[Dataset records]
==*==
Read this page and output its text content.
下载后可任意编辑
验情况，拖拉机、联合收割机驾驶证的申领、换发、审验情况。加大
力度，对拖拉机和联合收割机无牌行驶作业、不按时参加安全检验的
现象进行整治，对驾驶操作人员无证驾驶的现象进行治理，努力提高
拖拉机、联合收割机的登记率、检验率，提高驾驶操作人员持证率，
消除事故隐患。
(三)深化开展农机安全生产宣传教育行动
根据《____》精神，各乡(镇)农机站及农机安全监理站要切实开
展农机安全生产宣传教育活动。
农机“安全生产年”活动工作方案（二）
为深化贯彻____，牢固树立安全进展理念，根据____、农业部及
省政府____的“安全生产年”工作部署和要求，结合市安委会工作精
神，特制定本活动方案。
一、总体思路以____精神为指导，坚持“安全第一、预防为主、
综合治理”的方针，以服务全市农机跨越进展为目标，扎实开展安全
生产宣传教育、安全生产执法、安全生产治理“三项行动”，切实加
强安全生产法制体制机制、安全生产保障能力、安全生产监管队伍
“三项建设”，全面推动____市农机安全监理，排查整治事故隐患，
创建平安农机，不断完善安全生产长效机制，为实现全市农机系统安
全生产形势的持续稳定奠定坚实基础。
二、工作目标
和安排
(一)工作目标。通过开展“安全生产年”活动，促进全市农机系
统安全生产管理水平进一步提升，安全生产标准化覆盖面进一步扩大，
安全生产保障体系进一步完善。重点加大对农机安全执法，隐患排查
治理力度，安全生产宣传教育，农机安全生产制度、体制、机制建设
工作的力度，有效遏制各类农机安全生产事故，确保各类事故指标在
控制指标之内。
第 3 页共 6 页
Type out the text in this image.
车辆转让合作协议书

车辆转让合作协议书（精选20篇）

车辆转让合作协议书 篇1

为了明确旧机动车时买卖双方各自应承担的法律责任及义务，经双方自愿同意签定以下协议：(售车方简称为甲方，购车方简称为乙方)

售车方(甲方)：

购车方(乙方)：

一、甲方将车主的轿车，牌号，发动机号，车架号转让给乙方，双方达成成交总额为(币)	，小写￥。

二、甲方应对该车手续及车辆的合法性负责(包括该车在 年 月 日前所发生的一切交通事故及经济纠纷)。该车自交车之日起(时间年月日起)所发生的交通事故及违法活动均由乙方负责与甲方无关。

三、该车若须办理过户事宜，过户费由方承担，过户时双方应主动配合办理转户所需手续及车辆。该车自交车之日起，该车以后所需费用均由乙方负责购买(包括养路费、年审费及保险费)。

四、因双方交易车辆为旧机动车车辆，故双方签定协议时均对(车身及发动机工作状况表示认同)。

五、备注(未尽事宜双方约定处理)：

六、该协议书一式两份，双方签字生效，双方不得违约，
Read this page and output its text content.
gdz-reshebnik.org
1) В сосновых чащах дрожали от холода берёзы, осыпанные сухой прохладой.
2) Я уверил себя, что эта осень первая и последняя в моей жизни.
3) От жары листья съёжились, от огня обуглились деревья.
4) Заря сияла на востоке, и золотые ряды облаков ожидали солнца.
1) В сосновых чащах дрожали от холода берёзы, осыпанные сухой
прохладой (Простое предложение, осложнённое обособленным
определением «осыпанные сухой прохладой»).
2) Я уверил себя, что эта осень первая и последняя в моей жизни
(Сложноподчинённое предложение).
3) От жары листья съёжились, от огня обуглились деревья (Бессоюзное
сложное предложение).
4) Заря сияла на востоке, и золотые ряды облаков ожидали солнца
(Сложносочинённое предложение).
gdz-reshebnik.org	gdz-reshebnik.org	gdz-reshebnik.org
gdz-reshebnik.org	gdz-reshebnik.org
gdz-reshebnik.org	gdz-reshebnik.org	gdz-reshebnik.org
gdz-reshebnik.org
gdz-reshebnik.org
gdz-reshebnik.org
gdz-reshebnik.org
==*==
## WORK TO BE COMPLETED:
State how many lines hold the word "уверил". The number is the whole answer.

## WRITTEN ANSWER:
2